YOUR TASK: Copy out every line of the listing below, with nothing changed.

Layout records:
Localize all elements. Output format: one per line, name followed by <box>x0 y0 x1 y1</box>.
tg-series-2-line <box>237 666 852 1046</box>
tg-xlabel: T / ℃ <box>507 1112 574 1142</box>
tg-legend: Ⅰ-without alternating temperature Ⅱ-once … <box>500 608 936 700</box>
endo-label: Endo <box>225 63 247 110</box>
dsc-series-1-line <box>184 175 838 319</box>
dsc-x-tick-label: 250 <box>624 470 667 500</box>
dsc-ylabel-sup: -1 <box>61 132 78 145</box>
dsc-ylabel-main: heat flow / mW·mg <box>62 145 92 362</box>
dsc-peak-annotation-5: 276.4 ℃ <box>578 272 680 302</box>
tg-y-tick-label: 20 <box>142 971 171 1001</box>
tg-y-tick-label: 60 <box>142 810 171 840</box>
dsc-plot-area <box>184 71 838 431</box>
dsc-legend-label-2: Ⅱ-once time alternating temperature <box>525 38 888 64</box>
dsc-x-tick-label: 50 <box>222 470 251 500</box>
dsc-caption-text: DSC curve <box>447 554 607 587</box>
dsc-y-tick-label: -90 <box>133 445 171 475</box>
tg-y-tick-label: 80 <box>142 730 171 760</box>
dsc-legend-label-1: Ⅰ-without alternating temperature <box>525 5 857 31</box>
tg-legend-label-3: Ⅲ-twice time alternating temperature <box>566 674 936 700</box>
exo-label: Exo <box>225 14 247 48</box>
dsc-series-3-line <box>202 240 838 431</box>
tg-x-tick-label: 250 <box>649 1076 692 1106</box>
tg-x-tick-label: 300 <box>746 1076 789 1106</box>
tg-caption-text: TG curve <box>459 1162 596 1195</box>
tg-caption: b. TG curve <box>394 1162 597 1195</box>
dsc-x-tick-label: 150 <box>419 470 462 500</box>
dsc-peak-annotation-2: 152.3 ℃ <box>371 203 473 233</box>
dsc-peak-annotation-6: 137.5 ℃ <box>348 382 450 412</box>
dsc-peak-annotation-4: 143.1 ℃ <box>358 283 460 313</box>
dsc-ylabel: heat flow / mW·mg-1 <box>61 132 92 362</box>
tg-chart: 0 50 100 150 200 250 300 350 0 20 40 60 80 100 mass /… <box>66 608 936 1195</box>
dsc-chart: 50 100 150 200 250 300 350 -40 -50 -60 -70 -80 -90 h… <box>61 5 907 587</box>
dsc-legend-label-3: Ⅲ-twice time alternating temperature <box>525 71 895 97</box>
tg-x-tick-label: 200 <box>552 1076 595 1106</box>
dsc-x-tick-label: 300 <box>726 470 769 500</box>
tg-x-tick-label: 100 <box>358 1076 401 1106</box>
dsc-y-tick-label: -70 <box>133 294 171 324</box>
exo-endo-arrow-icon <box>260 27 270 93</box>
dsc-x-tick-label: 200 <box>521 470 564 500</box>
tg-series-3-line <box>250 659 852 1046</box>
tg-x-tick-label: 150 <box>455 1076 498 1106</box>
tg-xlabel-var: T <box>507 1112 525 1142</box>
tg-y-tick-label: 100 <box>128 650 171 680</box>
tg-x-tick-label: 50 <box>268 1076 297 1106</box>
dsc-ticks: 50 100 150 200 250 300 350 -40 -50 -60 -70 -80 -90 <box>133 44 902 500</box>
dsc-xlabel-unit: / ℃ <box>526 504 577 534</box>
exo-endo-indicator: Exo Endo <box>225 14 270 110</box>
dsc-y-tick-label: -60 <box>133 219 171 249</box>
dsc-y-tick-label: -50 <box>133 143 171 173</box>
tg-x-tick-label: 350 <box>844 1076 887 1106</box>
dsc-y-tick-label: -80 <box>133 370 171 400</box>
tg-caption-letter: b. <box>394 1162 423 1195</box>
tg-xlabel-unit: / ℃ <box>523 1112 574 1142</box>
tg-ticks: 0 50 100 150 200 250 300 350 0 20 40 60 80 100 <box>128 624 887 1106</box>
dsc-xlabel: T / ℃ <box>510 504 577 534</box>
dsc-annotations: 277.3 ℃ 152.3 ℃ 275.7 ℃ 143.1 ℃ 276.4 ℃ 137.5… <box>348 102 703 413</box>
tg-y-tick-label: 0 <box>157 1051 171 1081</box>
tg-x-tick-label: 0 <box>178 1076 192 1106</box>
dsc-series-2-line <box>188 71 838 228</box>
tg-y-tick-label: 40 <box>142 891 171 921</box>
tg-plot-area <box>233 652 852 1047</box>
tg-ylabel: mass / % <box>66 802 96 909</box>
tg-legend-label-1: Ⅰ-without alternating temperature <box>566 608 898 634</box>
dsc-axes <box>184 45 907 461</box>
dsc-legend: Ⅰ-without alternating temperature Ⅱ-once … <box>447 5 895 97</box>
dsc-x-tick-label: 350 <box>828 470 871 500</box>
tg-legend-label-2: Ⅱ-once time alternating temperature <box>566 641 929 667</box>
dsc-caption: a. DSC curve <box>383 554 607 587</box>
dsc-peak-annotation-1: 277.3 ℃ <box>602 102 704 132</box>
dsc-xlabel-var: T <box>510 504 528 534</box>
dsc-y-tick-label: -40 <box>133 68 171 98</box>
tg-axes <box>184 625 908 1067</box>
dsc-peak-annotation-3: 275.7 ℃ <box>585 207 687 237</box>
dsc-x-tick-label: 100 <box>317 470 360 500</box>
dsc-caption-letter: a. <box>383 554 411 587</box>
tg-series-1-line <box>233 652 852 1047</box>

ANSWER TO THE EXERCISE:
Localize all elements. Output format: one per line, name followed by <box>x0 y0 x1 y1</box>.
tg-series-2-line <box>237 666 852 1046</box>
tg-xlabel: T / ℃ <box>507 1112 574 1142</box>
tg-legend: Ⅰ-without alternating temperature Ⅱ-once … <box>500 608 936 700</box>
endo-label: Endo <box>225 63 247 110</box>
dsc-series-1-line <box>184 175 838 319</box>
dsc-x-tick-label: 250 <box>624 470 667 500</box>
dsc-ylabel-sup: -1 <box>61 132 78 145</box>
dsc-ylabel-main: heat flow / mW·mg <box>62 145 92 362</box>
dsc-peak-annotation-5: 276.4 ℃ <box>578 272 680 302</box>
tg-y-tick-label: 20 <box>142 971 171 1001</box>
tg-y-tick-label: 60 <box>142 810 171 840</box>
dsc-plot-area <box>184 71 838 431</box>
dsc-legend-label-2: Ⅱ-once time alternating temperature <box>525 38 888 64</box>
dsc-x-tick-label: 50 <box>222 470 251 500</box>
dsc-caption-text: DSC curve <box>447 554 607 587</box>
dsc-y-tick-label: -90 <box>133 445 171 475</box>
tg-y-tick-label: 80 <box>142 730 171 760</box>
dsc-legend-label-1: Ⅰ-without alternating temperature <box>525 5 857 31</box>
tg-legend-label-3: Ⅲ-twice time alternating temperature <box>566 674 936 700</box>
exo-label: Exo <box>225 14 247 48</box>
dsc-series-3-line <box>202 240 838 431</box>
tg-x-tick-label: 250 <box>649 1076 692 1106</box>
tg-x-tick-label: 300 <box>746 1076 789 1106</box>
tg-caption-text: TG curve <box>459 1162 596 1195</box>
tg-caption: b. TG curve <box>394 1162 597 1195</box>
dsc-x-tick-label: 150 <box>419 470 462 500</box>
dsc-peak-annotation-2: 152.3 ℃ <box>371 203 473 233</box>
dsc-peak-annotation-6: 137.5 ℃ <box>348 382 450 412</box>
dsc-peak-annotation-4: 143.1 ℃ <box>358 283 460 313</box>
dsc-ylabel: heat flow / mW·mg-1 <box>61 132 92 362</box>
tg-chart: 0 50 100 150 200 250 300 350 0 20 40 60 80 100 mass /… <box>66 608 936 1195</box>
dsc-chart: 50 100 150 200 250 300 350 -40 -50 -60 -70 -80 -90 h… <box>61 5 907 587</box>
dsc-legend-label-3: Ⅲ-twice time alternating temperature <box>525 71 895 97</box>
tg-x-tick-label: 200 <box>552 1076 595 1106</box>
dsc-x-tick-label: 300 <box>726 470 769 500</box>
tg-x-tick-label: 100 <box>358 1076 401 1106</box>
dsc-y-tick-label: -70 <box>133 294 171 324</box>
exo-endo-arrow-icon <box>260 27 270 93</box>
dsc-x-tick-label: 200 <box>521 470 564 500</box>
tg-series-3-line <box>250 659 852 1046</box>
tg-x-tick-label: 150 <box>455 1076 498 1106</box>
tg-xlabel-var: T <box>507 1112 525 1142</box>
tg-y-tick-label: 100 <box>128 650 171 680</box>
tg-x-tick-label: 50 <box>268 1076 297 1106</box>
dsc-ticks: 50 100 150 200 250 300 350 -40 -50 -60 -70 -80 -90 <box>133 44 902 500</box>
dsc-xlabel-unit: / ℃ <box>526 504 577 534</box>
exo-endo-indicator: Exo Endo <box>225 14 270 110</box>
dsc-y-tick-label: -60 <box>133 219 171 249</box>
dsc-y-tick-label: -50 <box>133 143 171 173</box>
tg-x-tick-label: 350 <box>844 1076 887 1106</box>
dsc-y-tick-label: -80 <box>133 370 171 400</box>
tg-caption-letter: b. <box>394 1162 423 1195</box>
tg-xlabel-unit: / ℃ <box>523 1112 574 1142</box>
tg-ticks: 0 50 100 150 200 250 300 350 0 20 40 60 80 100 <box>128 624 887 1106</box>
dsc-xlabel: T / ℃ <box>510 504 577 534</box>
dsc-annotations: 277.3 ℃ 152.3 ℃ 275.7 ℃ 143.1 ℃ 276.4 ℃ 137.5… <box>348 102 703 413</box>
tg-y-tick-label: 0 <box>157 1051 171 1081</box>
tg-x-tick-label: 0 <box>178 1076 192 1106</box>
dsc-series-2-line <box>188 71 838 228</box>
tg-y-tick-label: 40 <box>142 891 171 921</box>
tg-plot-area <box>233 652 852 1047</box>
tg-ylabel: mass / % <box>66 802 96 909</box>
tg-legend-label-1: Ⅰ-without alternating temperature <box>566 608 898 634</box>
dsc-axes <box>184 45 907 461</box>
dsc-legend: Ⅰ-without alternating temperature Ⅱ-once … <box>447 5 895 97</box>
dsc-x-tick-label: 350 <box>828 470 871 500</box>
tg-legend-label-2: Ⅱ-once time alternating temperature <box>566 641 929 667</box>
dsc-caption: a. DSC curve <box>383 554 607 587</box>
dsc-peak-annotation-1: 277.3 ℃ <box>602 102 704 132</box>
dsc-xlabel-var: T <box>510 504 528 534</box>
dsc-y-tick-label: -40 <box>133 68 171 98</box>
tg-axes <box>184 625 908 1067</box>
dsc-peak-annotation-3: 275.7 ℃ <box>585 207 687 237</box>
dsc-x-tick-label: 100 <box>317 470 360 500</box>
dsc-caption-letter: a. <box>383 554 411 587</box>
tg-series-1-line <box>233 652 852 1047</box>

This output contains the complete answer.